Dataset extract:
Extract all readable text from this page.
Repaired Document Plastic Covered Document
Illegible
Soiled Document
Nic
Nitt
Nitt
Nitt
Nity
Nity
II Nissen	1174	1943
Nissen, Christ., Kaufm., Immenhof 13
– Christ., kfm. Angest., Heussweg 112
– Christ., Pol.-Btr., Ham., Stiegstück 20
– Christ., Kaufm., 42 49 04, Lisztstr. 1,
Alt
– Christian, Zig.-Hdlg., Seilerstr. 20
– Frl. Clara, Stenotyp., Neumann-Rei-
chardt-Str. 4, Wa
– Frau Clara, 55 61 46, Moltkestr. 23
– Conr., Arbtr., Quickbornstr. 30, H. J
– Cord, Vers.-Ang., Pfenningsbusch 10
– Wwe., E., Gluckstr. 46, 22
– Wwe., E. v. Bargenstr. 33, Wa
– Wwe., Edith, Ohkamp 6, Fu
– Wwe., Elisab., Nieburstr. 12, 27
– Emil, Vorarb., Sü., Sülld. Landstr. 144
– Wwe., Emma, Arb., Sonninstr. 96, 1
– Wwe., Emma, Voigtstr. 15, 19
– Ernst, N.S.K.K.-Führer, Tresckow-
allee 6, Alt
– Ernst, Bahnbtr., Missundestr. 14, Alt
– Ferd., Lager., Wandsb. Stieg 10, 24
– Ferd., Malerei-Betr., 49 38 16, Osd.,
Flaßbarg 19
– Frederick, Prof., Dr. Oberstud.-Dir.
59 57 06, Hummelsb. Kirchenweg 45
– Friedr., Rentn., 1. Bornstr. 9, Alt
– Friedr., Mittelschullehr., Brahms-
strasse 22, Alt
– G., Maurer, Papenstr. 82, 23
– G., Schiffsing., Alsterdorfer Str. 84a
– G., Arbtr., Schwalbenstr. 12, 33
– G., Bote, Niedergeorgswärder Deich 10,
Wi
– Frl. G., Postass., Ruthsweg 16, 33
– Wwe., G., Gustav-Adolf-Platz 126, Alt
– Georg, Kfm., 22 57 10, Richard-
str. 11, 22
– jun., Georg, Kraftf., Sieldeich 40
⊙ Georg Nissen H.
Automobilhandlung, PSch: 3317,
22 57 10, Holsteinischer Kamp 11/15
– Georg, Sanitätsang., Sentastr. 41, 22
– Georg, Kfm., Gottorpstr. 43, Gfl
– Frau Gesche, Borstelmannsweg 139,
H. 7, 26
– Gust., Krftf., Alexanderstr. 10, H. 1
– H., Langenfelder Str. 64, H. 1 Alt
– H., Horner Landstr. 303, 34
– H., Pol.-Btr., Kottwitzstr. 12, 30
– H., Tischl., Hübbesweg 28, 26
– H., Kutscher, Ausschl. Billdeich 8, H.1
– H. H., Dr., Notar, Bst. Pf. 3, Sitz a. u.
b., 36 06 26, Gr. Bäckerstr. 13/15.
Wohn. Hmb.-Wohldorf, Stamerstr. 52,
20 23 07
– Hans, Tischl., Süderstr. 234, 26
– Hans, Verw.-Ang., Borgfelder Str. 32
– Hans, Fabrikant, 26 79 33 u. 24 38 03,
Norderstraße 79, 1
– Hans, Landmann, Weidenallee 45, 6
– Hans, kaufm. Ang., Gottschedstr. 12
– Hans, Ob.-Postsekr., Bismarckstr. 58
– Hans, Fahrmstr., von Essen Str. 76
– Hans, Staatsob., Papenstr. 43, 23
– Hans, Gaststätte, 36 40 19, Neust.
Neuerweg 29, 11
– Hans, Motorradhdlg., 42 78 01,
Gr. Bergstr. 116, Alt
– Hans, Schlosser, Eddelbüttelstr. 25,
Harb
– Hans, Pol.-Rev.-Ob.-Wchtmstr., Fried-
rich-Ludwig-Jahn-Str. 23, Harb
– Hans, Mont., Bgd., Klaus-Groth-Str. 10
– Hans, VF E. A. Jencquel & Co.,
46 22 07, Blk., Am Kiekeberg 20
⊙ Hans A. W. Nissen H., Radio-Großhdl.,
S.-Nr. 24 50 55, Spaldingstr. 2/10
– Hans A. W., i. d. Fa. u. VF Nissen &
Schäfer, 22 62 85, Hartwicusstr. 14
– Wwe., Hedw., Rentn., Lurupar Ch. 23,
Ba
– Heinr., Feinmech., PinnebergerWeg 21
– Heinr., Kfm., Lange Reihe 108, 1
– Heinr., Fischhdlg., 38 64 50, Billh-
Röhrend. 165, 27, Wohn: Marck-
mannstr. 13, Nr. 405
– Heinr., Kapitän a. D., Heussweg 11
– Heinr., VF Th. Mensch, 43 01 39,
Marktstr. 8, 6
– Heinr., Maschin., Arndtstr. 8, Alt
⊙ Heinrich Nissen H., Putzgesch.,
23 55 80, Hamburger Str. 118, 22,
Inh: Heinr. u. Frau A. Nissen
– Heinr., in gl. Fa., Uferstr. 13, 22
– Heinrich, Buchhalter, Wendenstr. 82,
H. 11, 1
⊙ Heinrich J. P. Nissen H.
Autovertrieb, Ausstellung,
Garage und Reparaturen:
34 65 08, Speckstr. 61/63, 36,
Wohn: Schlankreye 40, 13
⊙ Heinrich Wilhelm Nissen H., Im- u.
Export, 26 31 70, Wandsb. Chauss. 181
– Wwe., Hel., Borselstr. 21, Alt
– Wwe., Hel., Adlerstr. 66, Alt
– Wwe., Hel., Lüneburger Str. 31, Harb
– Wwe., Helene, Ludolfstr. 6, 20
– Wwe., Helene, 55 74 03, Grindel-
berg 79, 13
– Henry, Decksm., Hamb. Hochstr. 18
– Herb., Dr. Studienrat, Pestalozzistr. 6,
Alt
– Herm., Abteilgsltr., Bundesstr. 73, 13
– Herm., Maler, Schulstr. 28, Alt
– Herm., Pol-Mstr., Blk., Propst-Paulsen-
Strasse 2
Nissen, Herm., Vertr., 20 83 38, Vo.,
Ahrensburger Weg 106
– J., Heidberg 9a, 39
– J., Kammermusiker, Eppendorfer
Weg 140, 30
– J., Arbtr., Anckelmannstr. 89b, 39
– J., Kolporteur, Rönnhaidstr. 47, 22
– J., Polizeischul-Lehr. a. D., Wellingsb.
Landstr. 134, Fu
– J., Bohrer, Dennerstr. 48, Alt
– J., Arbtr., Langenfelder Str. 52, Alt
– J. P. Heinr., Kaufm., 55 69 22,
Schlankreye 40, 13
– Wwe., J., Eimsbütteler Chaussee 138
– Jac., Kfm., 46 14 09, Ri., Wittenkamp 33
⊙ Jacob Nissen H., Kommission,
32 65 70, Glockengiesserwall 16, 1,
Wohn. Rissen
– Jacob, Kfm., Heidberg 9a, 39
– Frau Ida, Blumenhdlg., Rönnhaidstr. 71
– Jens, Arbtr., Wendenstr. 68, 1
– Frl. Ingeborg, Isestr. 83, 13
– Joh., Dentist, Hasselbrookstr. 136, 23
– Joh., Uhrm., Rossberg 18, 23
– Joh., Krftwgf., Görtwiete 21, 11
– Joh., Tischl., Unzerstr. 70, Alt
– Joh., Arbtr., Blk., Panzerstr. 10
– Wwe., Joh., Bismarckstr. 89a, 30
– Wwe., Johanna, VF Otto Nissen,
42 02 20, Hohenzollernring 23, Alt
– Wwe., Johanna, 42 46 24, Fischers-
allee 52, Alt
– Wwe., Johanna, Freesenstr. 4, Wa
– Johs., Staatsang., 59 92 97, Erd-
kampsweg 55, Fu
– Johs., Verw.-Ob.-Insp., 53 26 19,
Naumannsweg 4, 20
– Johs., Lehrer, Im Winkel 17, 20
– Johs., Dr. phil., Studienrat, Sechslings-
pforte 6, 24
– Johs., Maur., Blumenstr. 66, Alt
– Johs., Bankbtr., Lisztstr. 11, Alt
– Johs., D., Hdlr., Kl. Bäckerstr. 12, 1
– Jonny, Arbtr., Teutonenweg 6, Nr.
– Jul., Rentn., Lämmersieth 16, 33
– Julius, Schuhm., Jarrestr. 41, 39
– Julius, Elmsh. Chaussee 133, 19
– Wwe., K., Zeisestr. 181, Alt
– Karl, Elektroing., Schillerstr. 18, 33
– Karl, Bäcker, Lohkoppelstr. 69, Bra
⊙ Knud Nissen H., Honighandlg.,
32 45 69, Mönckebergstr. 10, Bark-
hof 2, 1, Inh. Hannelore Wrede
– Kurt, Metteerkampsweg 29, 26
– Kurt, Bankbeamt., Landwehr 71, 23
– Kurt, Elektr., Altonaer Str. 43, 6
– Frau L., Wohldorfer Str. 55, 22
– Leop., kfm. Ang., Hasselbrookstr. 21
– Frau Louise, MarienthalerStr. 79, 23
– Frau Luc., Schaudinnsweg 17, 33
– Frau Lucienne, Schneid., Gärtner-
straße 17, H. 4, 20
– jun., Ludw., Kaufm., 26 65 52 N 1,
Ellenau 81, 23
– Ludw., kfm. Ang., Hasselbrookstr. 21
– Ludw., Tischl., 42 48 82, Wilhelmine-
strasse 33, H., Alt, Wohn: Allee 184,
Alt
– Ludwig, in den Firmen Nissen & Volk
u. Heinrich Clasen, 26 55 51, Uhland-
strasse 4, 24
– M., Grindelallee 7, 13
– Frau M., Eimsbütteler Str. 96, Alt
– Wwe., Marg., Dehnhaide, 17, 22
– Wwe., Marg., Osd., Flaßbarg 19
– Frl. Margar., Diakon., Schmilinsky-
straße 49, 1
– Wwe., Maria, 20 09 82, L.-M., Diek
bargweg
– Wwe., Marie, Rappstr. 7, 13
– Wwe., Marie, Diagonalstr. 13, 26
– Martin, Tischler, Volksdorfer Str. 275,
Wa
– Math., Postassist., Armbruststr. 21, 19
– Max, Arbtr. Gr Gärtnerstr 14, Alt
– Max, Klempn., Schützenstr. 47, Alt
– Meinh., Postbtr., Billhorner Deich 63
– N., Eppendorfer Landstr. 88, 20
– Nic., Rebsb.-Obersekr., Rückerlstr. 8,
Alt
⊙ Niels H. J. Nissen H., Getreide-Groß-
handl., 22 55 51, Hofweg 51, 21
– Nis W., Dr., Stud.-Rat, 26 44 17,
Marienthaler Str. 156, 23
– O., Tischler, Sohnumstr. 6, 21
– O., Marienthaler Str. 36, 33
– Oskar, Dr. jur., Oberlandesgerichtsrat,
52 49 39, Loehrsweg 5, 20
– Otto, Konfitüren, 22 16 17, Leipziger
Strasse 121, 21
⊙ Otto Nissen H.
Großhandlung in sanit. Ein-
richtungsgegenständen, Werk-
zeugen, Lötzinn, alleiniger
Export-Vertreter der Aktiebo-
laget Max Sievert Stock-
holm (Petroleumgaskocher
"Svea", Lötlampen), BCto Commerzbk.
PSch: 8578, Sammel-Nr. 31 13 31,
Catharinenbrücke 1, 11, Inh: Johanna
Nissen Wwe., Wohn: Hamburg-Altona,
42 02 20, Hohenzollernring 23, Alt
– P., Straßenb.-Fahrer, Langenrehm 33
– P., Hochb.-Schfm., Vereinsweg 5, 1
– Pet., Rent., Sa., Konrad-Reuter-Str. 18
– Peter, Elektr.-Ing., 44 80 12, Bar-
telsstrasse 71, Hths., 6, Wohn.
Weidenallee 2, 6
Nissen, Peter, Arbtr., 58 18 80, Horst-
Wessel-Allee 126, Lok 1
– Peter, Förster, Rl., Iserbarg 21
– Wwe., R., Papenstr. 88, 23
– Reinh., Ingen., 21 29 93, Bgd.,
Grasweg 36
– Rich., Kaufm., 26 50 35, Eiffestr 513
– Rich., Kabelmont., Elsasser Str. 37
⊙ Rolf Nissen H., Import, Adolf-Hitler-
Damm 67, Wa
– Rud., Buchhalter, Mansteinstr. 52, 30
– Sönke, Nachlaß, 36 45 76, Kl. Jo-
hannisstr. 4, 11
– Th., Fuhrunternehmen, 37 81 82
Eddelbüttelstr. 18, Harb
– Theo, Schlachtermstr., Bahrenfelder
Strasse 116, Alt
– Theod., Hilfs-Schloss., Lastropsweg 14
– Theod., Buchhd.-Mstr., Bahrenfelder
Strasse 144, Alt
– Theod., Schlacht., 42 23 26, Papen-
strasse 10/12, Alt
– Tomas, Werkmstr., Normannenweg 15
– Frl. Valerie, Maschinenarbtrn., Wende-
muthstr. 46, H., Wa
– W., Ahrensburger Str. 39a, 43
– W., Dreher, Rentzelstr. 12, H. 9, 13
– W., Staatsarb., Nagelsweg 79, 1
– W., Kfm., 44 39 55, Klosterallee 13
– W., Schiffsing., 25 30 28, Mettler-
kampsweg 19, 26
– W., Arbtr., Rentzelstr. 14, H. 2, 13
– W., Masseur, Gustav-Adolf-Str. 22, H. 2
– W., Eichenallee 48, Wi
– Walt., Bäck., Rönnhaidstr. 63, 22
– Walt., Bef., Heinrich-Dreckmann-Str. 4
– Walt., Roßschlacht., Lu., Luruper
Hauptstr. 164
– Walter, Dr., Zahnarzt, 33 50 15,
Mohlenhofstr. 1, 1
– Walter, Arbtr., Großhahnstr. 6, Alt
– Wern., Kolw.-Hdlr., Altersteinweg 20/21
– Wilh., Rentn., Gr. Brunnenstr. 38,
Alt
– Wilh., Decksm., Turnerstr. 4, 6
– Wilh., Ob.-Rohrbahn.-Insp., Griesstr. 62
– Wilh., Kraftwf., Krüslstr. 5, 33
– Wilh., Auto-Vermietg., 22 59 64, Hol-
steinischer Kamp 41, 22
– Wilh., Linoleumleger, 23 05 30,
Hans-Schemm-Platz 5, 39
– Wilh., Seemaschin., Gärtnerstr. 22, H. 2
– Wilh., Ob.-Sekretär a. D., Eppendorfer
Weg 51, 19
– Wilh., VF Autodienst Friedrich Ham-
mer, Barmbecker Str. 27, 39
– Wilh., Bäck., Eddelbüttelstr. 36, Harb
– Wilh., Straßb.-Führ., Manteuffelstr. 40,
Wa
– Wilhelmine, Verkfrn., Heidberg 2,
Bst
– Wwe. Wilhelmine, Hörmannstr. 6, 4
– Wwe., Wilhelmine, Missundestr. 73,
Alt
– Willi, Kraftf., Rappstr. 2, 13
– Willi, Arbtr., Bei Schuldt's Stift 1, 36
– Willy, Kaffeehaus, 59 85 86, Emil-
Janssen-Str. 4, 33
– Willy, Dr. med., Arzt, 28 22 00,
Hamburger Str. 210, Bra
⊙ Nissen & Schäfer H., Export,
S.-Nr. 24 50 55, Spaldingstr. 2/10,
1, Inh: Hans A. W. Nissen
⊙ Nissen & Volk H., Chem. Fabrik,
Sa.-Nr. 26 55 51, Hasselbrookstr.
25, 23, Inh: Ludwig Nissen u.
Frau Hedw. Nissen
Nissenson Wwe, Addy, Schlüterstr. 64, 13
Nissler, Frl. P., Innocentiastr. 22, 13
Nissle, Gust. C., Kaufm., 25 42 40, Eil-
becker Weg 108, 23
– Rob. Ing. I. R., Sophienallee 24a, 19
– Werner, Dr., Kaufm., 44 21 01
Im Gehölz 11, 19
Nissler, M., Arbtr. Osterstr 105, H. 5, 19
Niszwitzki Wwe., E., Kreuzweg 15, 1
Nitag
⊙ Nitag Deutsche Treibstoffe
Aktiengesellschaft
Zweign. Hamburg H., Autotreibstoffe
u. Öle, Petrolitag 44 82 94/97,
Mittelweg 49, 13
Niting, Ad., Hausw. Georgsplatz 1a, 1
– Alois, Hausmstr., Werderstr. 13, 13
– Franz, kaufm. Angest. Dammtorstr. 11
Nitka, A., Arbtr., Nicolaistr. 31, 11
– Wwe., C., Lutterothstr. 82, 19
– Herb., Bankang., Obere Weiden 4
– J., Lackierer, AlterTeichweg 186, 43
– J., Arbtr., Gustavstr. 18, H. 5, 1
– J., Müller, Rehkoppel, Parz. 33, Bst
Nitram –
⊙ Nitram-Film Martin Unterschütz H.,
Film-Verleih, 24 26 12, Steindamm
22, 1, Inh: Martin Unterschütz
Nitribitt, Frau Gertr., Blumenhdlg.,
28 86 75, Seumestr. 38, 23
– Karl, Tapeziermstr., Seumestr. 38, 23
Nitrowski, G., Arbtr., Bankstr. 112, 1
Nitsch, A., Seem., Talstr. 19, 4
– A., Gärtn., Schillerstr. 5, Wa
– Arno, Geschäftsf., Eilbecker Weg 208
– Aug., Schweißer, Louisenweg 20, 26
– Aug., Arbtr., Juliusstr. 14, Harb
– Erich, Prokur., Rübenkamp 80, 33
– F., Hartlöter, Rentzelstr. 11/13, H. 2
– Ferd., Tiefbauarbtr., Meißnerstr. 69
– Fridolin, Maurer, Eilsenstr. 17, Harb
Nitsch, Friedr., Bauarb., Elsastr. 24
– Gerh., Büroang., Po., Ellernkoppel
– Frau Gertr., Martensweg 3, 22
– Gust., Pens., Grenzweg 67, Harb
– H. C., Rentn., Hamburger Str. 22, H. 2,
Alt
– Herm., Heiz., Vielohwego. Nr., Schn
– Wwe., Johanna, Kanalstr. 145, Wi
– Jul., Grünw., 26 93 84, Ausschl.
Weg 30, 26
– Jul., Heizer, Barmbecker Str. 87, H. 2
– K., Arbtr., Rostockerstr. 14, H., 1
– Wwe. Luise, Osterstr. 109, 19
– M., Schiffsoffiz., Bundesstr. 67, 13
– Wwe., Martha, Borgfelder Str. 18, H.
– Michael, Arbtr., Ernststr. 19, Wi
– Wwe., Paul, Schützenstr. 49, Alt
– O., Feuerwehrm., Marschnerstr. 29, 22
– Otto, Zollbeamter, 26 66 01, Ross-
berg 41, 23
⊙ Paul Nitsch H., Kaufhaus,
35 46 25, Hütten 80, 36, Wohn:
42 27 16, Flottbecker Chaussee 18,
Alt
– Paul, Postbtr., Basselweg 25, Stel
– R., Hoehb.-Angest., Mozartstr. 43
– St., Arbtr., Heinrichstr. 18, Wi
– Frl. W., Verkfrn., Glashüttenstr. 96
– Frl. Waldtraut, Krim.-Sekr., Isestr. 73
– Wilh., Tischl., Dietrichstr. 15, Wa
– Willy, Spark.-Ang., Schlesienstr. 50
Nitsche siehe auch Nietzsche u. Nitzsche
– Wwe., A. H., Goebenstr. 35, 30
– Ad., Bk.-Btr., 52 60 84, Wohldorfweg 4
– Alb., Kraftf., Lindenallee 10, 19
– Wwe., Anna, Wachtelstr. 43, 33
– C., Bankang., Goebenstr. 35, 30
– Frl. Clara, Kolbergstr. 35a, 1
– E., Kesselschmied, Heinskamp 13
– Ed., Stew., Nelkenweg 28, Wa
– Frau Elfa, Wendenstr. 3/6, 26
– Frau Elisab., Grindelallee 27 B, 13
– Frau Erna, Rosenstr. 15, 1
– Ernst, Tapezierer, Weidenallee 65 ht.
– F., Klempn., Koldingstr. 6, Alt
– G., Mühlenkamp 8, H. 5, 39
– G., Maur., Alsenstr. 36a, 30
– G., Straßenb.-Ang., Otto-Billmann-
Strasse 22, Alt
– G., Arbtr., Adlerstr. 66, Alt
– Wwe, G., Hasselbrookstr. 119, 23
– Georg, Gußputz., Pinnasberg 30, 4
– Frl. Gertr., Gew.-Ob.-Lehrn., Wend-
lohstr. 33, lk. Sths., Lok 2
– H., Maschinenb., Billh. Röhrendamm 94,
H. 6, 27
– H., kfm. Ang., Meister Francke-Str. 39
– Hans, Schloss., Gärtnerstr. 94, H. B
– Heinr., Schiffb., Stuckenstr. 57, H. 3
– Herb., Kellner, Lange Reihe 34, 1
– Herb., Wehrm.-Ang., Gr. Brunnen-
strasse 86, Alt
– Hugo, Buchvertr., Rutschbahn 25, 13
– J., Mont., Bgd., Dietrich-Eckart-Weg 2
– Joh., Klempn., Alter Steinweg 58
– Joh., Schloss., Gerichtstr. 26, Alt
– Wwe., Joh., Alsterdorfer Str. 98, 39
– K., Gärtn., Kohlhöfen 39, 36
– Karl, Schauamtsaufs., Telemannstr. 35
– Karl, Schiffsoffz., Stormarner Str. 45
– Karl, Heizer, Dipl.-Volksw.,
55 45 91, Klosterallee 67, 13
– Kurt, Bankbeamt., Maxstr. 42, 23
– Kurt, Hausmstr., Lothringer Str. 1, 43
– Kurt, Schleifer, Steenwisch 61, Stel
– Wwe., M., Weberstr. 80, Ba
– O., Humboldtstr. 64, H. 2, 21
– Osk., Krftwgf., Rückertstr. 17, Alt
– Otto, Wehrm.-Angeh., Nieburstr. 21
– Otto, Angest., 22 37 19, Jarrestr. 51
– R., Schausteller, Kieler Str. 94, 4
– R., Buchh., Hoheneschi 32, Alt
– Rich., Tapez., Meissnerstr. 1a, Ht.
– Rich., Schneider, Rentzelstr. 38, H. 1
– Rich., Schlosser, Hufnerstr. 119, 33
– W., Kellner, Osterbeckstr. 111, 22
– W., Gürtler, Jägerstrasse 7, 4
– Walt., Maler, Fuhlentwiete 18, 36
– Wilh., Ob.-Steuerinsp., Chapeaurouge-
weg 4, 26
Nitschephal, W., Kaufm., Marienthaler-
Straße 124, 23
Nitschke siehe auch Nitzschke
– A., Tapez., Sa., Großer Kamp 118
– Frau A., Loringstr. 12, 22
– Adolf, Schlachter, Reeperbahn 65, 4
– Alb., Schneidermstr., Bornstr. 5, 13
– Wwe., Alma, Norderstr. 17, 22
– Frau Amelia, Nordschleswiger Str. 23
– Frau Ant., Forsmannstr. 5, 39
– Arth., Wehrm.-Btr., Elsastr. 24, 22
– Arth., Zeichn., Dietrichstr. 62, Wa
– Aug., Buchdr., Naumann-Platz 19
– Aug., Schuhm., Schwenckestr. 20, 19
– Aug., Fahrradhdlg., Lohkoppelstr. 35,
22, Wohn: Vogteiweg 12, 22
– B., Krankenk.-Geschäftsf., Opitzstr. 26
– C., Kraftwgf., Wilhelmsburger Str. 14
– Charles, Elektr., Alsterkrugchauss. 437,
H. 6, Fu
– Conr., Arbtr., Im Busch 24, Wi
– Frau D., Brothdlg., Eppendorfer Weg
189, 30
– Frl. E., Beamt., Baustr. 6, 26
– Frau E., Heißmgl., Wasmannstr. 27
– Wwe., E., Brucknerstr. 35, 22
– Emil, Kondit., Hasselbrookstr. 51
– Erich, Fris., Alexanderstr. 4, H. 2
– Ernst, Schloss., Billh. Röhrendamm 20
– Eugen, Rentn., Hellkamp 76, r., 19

Job: Check every line of the listing for the string "Peter" and report how many lines have it, as a number alone.

Written response: 3